> **Exercise details**
Using the records below, locate all lines containing "subtitle" and return them.

Stored data entries:
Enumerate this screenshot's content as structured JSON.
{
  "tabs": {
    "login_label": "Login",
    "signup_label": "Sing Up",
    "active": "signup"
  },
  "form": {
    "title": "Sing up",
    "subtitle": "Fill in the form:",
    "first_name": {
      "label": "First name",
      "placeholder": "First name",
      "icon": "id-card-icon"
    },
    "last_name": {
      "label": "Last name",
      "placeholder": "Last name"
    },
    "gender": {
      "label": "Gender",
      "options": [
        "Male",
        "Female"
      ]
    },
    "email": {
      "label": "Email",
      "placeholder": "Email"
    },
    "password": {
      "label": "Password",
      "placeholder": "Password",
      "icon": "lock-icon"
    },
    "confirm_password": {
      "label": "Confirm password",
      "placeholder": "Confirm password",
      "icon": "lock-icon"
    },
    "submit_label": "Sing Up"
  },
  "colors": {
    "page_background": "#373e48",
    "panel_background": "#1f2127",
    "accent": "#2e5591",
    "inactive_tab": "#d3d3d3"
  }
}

--

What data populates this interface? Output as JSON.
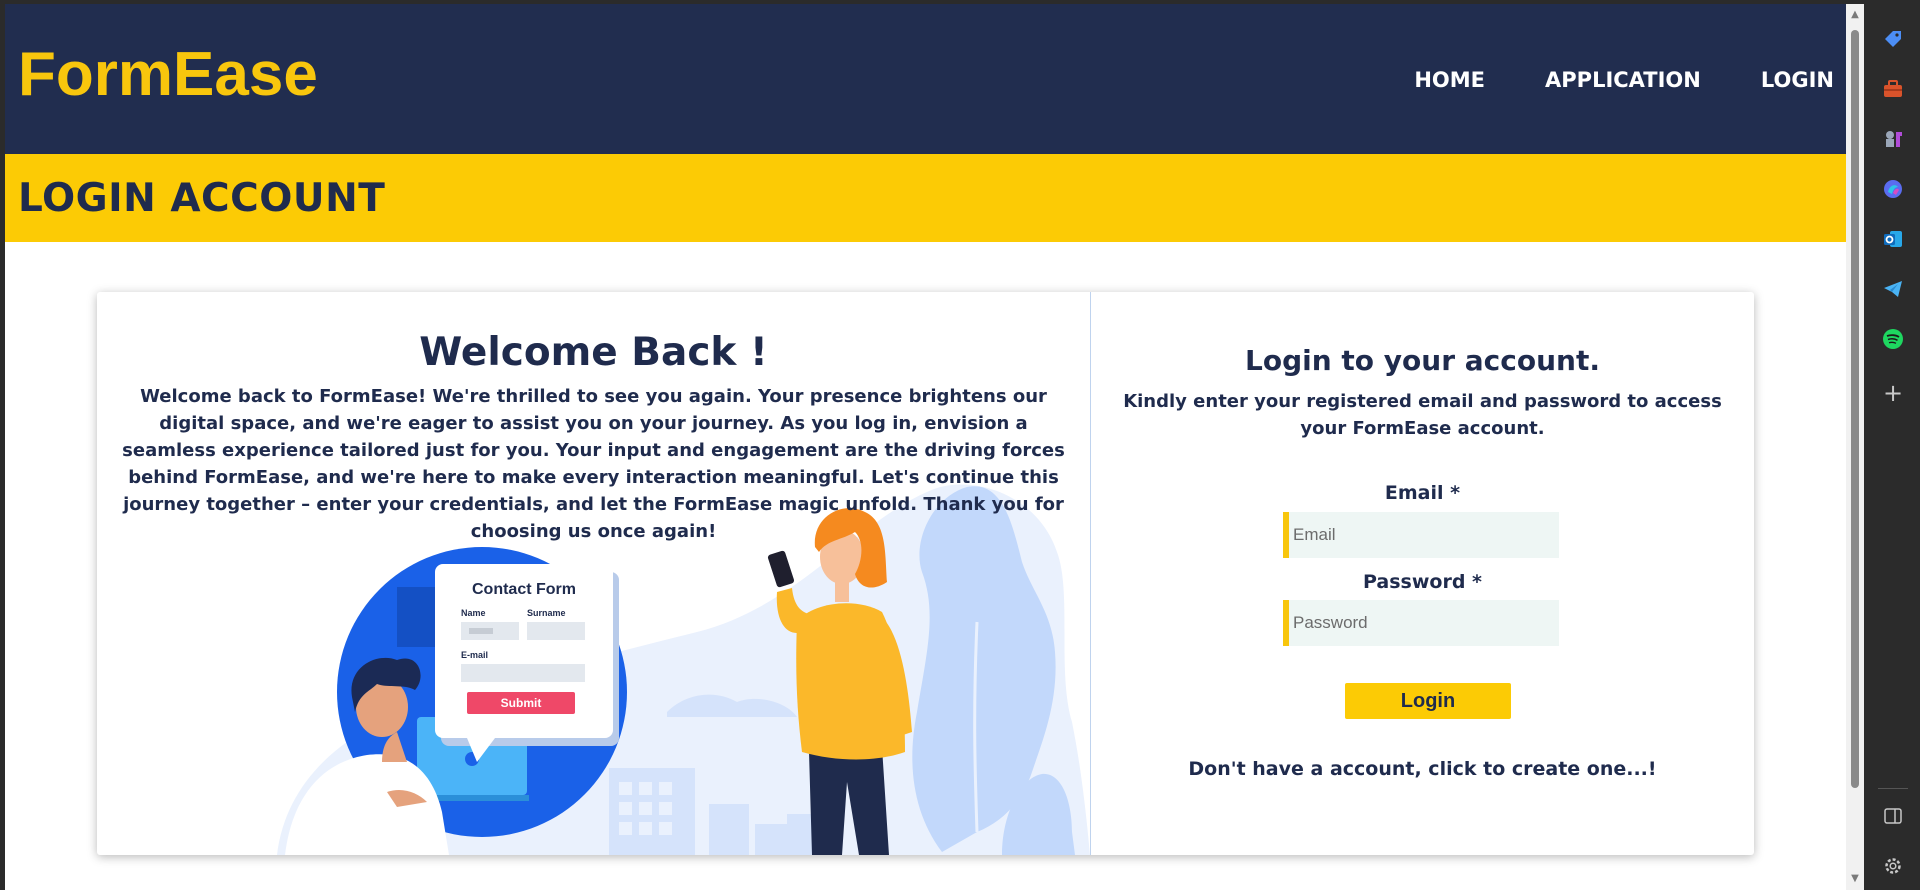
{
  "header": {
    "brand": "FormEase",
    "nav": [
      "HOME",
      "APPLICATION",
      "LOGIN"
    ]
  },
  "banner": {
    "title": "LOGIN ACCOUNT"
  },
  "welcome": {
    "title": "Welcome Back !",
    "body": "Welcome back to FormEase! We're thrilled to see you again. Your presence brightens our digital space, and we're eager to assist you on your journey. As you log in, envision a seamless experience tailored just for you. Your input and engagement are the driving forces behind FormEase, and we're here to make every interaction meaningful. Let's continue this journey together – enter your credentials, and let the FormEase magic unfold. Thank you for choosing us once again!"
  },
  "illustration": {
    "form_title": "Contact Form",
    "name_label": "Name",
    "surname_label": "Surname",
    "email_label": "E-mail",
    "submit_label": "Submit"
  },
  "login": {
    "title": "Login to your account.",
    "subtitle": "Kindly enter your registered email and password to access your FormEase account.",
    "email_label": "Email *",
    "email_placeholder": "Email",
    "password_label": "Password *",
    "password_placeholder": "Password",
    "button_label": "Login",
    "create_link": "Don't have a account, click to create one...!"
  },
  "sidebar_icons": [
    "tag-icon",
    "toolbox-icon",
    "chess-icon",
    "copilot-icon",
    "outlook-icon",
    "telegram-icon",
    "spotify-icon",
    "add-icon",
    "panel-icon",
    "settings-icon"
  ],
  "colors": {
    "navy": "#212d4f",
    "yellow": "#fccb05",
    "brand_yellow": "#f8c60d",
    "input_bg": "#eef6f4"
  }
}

> **Answer to the task**
    "subtitle": "Fill in the form:",
    "subtitle": "Kindly enter your registered email and password to access your FormEase account.",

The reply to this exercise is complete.